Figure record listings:
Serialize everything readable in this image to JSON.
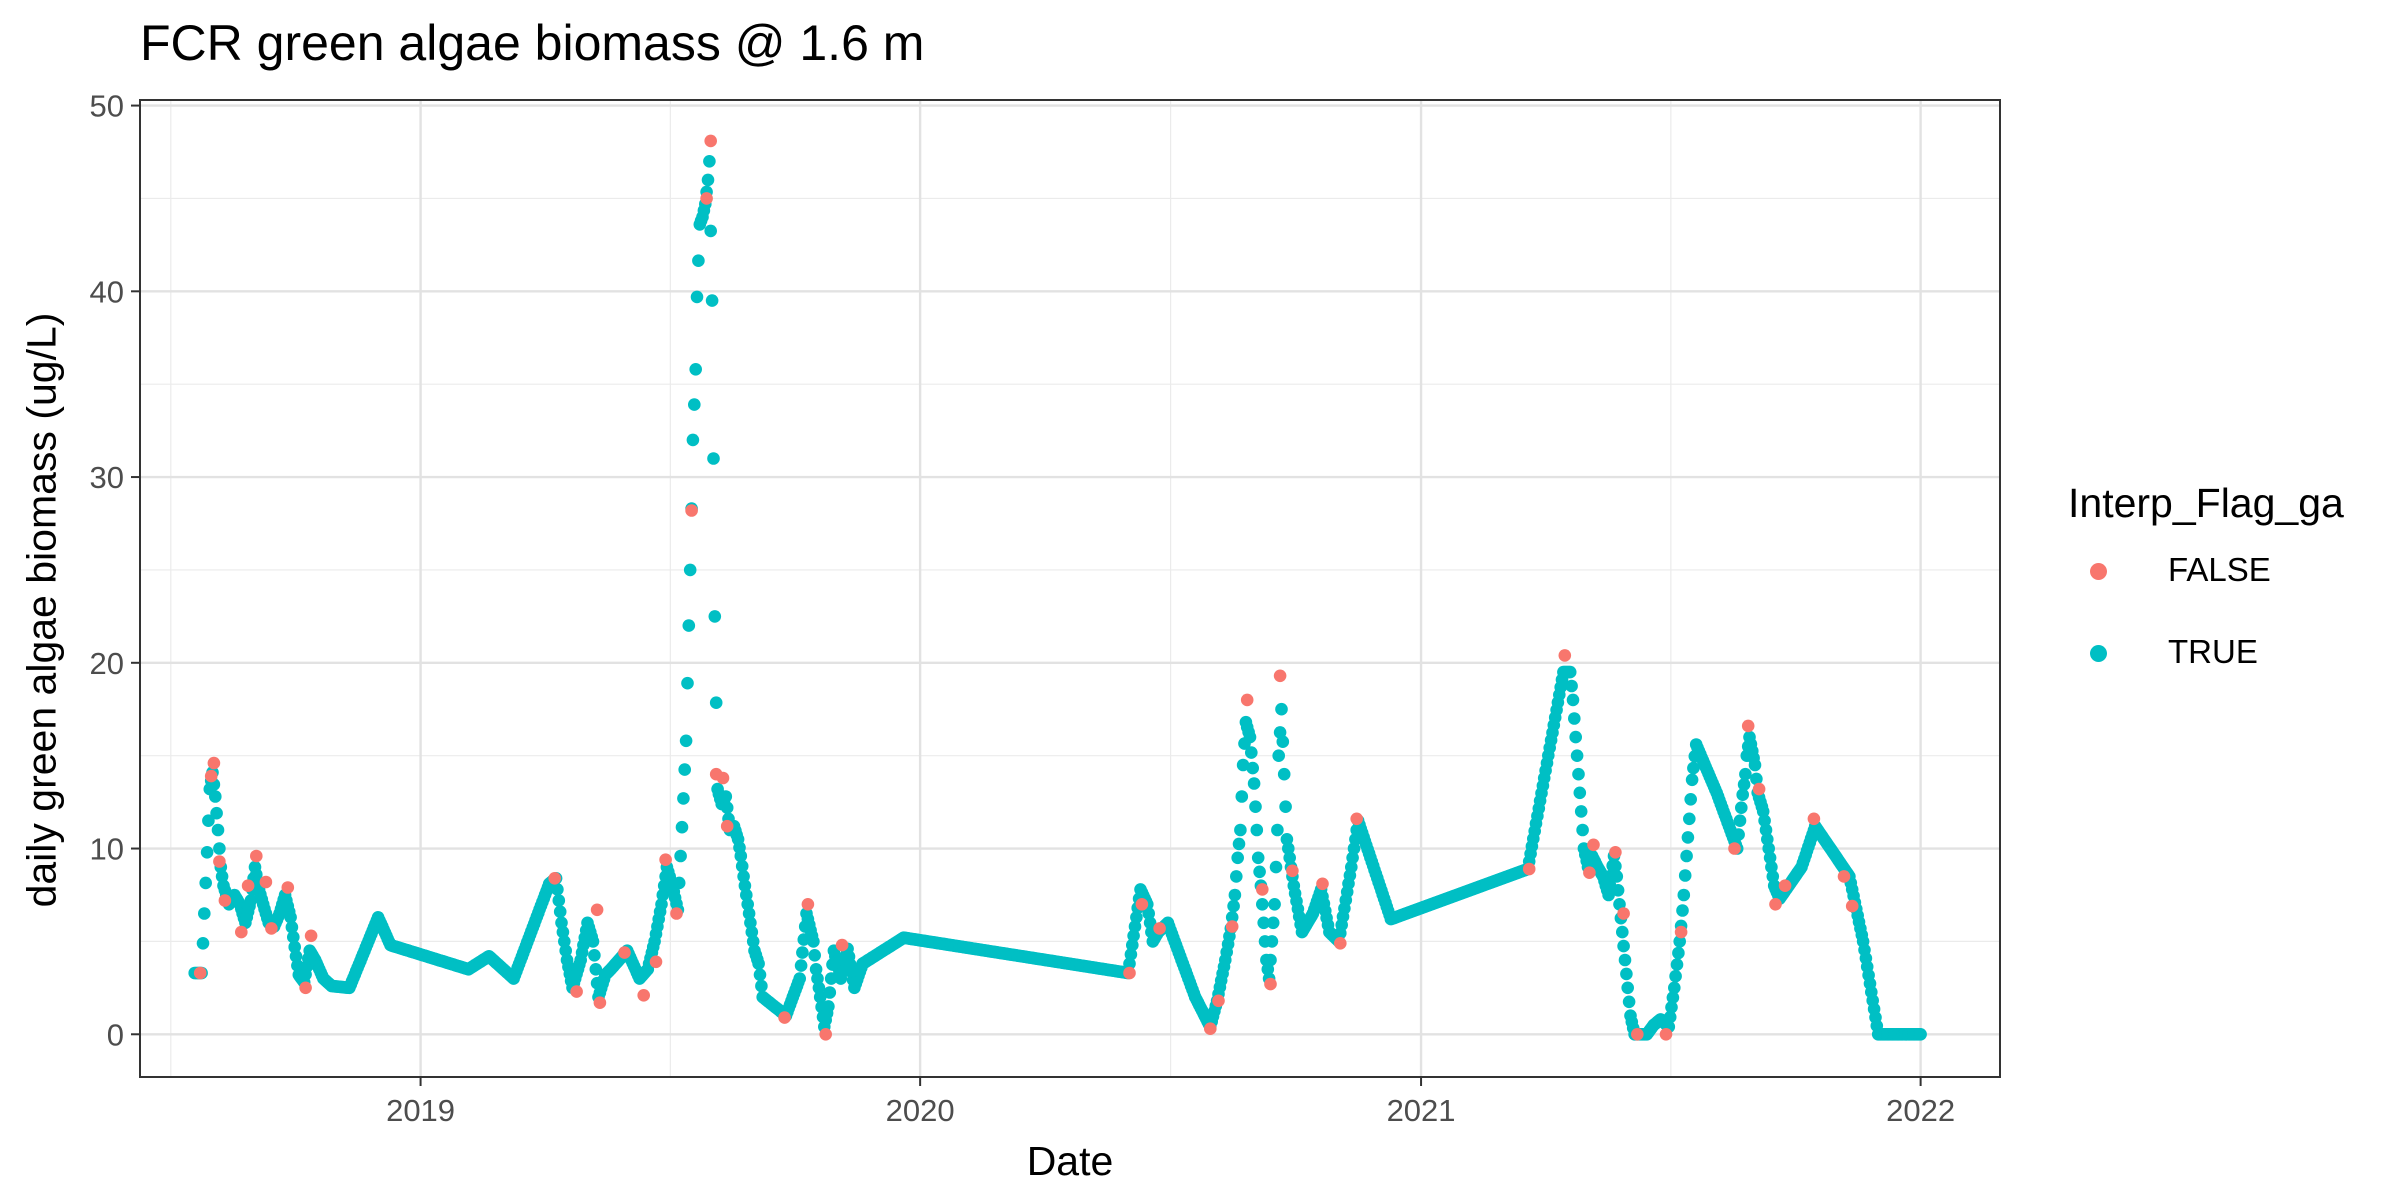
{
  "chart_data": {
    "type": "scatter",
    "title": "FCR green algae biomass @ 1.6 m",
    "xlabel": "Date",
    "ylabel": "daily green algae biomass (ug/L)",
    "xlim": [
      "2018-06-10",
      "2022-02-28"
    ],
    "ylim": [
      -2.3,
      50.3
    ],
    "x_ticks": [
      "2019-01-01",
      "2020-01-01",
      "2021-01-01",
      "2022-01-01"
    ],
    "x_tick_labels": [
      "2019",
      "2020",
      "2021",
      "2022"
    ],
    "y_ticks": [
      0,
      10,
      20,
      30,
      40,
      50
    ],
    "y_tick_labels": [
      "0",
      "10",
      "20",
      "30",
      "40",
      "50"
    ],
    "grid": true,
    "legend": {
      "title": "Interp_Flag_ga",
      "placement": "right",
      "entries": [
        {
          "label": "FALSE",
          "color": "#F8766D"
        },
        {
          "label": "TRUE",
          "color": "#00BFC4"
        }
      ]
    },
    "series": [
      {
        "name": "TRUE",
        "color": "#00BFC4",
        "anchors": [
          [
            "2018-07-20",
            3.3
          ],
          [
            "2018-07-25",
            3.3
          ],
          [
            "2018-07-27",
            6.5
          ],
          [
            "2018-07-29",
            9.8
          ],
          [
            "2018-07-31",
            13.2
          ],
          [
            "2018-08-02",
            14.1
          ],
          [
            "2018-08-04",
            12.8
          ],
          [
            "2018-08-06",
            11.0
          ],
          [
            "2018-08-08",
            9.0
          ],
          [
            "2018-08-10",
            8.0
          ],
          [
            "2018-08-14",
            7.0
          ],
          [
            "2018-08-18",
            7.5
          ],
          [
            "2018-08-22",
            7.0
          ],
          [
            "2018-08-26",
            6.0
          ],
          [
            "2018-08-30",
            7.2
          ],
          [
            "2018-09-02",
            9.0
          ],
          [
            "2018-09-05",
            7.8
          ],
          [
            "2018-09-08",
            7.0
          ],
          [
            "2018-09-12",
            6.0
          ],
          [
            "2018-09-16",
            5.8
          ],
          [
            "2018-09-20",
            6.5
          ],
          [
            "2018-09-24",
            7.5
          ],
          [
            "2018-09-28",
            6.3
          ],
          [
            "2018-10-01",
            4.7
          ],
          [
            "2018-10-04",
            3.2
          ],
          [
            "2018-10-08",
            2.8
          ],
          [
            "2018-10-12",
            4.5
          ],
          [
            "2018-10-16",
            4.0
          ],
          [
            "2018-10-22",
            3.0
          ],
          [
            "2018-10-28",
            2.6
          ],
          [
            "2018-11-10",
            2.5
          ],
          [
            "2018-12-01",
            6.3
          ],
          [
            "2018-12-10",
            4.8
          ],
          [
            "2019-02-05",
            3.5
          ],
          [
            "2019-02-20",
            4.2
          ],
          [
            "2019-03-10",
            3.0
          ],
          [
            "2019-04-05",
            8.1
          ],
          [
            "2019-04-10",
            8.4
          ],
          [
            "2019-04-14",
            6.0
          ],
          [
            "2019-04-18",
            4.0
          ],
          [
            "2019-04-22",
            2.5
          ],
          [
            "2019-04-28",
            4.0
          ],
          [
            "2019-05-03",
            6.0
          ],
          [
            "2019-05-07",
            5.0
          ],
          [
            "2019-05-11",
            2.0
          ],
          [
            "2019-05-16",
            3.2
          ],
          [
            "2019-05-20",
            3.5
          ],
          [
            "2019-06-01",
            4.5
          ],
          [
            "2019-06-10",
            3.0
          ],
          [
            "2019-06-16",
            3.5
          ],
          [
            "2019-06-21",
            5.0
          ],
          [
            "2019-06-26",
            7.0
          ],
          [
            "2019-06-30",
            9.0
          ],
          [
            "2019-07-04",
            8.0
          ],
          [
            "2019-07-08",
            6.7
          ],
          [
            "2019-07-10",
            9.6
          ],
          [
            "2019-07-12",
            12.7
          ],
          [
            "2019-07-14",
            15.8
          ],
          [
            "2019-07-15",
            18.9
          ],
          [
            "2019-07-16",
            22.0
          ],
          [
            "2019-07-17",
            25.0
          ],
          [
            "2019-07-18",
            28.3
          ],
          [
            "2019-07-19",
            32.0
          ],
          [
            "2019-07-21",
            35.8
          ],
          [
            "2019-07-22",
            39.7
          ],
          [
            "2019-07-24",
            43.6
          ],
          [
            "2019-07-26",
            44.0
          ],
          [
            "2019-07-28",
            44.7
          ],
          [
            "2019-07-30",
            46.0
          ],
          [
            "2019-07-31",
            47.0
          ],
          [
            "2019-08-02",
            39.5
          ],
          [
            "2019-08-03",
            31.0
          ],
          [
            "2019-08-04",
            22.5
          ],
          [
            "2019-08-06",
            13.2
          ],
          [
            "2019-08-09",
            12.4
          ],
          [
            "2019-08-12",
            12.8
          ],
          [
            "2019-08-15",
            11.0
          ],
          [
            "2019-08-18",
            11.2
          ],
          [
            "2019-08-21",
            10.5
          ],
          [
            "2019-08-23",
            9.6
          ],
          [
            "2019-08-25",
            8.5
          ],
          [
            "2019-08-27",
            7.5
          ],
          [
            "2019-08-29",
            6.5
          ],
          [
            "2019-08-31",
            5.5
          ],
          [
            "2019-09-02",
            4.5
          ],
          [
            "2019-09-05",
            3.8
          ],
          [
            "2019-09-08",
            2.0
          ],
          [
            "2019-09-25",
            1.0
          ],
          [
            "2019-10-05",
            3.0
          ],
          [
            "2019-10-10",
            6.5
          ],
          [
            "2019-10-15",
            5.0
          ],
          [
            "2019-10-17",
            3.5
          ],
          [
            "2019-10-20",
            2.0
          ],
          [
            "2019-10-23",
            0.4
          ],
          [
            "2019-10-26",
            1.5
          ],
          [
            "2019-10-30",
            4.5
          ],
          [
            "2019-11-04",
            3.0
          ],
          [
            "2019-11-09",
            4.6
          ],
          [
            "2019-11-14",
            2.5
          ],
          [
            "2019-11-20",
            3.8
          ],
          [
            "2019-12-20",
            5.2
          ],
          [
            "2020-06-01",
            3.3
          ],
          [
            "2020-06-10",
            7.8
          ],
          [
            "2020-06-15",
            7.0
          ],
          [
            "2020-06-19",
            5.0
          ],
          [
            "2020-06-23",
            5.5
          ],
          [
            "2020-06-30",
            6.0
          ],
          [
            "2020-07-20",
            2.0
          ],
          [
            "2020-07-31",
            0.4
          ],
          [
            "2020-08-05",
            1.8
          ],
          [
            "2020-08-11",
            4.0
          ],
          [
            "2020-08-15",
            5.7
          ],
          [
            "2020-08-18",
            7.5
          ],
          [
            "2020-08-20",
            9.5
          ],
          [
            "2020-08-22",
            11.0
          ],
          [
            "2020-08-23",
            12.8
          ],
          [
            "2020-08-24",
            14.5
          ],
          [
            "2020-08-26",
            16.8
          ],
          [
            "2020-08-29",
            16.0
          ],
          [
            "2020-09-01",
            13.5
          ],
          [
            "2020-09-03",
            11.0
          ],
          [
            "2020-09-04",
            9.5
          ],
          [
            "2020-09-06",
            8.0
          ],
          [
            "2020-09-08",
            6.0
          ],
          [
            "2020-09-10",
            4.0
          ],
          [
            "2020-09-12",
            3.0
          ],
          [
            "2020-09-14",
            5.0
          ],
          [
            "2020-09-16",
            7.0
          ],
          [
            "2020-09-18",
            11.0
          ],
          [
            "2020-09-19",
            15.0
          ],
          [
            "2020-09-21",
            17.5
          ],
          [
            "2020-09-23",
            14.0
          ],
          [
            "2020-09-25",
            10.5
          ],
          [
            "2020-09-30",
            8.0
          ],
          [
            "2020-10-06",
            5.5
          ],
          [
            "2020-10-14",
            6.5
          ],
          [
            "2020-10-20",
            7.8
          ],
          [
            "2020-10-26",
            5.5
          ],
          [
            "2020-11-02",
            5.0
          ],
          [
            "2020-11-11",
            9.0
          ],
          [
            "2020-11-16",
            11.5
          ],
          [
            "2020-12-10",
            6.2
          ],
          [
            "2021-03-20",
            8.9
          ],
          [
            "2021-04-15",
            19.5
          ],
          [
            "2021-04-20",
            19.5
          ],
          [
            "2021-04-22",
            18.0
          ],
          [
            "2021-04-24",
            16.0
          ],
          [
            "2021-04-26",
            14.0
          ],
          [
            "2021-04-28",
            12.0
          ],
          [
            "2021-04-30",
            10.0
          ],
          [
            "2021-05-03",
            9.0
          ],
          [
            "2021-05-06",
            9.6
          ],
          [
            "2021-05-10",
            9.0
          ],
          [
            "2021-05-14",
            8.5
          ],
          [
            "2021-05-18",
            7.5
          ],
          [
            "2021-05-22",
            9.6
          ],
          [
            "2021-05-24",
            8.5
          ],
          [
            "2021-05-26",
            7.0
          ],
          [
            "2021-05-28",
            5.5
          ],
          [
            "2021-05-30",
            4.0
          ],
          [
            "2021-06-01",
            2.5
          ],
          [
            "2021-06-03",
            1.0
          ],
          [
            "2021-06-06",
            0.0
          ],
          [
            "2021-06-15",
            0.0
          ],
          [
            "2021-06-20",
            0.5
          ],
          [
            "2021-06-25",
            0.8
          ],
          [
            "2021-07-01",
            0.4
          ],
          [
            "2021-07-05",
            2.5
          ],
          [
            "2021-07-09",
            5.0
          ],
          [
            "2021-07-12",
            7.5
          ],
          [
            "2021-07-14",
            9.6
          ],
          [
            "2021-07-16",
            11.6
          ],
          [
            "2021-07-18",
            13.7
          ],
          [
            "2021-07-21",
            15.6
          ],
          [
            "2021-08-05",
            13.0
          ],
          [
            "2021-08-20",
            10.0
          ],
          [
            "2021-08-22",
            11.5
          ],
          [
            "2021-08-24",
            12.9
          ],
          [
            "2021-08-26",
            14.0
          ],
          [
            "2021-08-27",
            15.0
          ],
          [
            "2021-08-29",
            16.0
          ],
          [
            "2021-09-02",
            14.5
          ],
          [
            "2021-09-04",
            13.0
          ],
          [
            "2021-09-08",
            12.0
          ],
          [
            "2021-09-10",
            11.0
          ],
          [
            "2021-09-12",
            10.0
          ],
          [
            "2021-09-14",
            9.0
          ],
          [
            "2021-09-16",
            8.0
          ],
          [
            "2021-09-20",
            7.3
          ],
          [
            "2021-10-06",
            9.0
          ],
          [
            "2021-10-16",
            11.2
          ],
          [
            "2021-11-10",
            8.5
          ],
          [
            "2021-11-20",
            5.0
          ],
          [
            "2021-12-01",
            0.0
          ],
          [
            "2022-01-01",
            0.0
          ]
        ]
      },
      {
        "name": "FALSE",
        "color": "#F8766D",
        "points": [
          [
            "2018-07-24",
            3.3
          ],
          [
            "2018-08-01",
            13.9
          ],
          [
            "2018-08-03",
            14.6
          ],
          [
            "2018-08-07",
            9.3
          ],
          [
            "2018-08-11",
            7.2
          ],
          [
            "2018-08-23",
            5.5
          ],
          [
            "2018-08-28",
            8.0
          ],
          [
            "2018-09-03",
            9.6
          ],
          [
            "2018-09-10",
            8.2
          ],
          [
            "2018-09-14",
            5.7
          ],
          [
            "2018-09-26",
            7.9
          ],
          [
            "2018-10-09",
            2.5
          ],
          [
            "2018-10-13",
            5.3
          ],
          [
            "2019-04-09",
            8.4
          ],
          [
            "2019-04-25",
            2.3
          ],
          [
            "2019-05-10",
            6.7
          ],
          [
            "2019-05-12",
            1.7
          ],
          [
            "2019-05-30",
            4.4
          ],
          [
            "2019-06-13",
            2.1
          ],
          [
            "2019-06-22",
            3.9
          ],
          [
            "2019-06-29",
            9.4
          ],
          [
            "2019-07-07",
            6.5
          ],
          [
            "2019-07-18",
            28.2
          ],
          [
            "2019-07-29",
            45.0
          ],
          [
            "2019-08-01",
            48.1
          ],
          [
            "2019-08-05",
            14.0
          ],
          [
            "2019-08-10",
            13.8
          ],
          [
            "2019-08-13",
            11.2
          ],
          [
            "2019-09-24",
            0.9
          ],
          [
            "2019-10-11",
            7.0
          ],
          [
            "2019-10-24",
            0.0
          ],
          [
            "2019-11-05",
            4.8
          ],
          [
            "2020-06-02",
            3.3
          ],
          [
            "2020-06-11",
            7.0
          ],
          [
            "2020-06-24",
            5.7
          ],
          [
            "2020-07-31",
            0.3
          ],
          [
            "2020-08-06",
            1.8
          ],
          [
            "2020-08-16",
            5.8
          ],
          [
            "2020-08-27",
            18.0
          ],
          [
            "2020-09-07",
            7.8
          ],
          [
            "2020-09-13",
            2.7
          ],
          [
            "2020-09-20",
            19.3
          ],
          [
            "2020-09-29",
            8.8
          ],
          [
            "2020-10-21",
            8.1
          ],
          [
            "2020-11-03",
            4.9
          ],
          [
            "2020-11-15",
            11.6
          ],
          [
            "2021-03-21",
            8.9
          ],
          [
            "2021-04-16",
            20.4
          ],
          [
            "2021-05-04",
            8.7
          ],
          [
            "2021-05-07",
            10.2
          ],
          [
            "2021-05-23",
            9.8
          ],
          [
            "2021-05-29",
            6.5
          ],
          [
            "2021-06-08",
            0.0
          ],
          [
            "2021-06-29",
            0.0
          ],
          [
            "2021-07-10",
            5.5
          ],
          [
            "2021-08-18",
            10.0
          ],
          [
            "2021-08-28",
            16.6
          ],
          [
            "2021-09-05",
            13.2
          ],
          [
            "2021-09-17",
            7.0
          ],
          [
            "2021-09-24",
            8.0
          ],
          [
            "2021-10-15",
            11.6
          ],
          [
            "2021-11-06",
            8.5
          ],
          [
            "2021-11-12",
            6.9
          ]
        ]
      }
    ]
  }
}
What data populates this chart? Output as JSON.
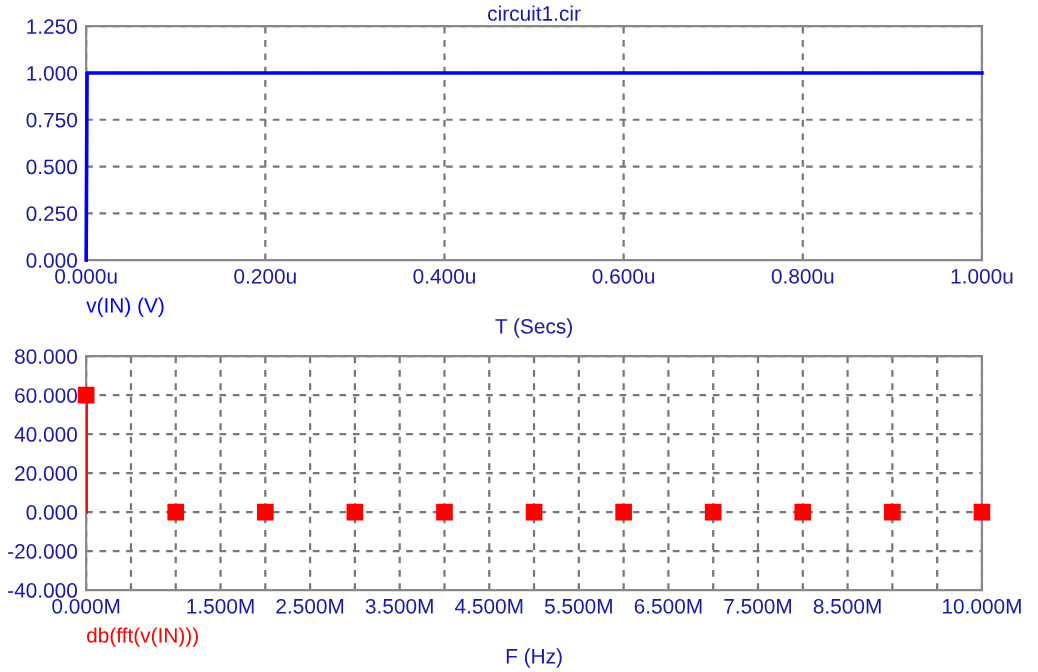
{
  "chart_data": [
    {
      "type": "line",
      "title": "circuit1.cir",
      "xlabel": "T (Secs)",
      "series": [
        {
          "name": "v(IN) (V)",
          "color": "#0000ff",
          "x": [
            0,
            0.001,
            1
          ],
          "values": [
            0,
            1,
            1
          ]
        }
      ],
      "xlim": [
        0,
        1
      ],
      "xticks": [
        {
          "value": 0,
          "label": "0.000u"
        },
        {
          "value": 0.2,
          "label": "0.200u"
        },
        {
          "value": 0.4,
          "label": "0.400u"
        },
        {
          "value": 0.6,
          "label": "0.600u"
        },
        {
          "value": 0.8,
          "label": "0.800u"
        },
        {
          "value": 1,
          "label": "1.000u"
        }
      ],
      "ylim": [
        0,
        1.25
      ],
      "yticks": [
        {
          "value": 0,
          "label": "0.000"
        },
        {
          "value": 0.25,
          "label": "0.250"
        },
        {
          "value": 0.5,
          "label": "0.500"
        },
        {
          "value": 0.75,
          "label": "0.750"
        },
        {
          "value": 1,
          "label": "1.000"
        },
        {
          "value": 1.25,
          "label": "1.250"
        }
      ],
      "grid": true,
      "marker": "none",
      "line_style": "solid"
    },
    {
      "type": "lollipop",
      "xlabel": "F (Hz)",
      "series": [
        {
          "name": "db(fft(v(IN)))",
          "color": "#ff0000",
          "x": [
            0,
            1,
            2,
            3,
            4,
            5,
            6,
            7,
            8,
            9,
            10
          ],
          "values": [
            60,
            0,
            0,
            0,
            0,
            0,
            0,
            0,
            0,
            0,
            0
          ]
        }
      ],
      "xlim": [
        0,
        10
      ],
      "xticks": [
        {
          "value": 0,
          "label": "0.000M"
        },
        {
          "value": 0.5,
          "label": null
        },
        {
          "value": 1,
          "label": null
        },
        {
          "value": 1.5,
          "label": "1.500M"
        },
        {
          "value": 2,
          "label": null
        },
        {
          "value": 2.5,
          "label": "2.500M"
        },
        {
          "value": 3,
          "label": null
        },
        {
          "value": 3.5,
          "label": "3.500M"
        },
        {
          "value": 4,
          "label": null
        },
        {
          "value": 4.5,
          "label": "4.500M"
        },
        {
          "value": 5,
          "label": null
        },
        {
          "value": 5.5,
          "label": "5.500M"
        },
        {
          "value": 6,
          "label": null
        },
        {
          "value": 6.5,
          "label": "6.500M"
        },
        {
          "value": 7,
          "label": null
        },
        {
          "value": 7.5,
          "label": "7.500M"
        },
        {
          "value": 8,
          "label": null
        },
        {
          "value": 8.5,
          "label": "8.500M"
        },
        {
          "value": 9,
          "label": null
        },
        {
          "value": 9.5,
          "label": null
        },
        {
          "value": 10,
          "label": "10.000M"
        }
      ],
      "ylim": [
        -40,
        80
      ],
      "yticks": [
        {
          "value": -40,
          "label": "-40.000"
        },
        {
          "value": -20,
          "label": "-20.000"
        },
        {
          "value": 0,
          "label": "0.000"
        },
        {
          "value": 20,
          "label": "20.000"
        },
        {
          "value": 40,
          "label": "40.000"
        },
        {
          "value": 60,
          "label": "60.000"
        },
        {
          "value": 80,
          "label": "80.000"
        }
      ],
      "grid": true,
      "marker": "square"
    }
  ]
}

**DIRECTIONS FOR THIS TASK**:
Copy each line containing the word "color" from the data.

**FULL RESPONSE**:
          "color": "#F8766D"
          "color": "#00BFC4"
        "color": "#00BFC4",
        "color": "#F8766D",
          "color": "#0000ff",
          "color": "#ff0000",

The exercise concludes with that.